§ The request:
Copy each line that has the string "name" somewhere in it.

Figure collection entries:
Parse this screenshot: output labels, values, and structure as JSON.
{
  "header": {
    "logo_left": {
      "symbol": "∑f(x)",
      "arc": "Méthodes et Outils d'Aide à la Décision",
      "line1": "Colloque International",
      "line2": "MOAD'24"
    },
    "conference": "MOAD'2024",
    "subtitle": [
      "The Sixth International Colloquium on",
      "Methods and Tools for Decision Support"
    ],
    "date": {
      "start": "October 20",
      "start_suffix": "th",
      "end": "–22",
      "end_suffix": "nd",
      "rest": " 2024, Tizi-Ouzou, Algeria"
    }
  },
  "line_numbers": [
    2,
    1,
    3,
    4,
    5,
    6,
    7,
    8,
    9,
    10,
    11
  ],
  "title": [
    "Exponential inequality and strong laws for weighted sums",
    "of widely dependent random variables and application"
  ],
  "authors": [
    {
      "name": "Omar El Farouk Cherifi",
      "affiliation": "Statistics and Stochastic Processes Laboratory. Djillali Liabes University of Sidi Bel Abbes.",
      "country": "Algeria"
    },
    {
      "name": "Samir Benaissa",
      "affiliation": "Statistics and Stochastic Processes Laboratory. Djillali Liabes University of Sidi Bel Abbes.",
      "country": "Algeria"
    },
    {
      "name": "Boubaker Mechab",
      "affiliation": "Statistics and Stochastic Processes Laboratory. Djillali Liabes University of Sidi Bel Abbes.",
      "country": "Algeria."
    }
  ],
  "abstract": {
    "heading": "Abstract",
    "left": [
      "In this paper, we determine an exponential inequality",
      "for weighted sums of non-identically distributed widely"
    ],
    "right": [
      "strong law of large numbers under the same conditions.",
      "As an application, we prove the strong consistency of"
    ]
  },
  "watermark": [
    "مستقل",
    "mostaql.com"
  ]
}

§ Output of the task:
      "name": "Omar El Farouk Cherifi",
      "name": "Samir Benaissa",
      "name": "Boubaker Mechab",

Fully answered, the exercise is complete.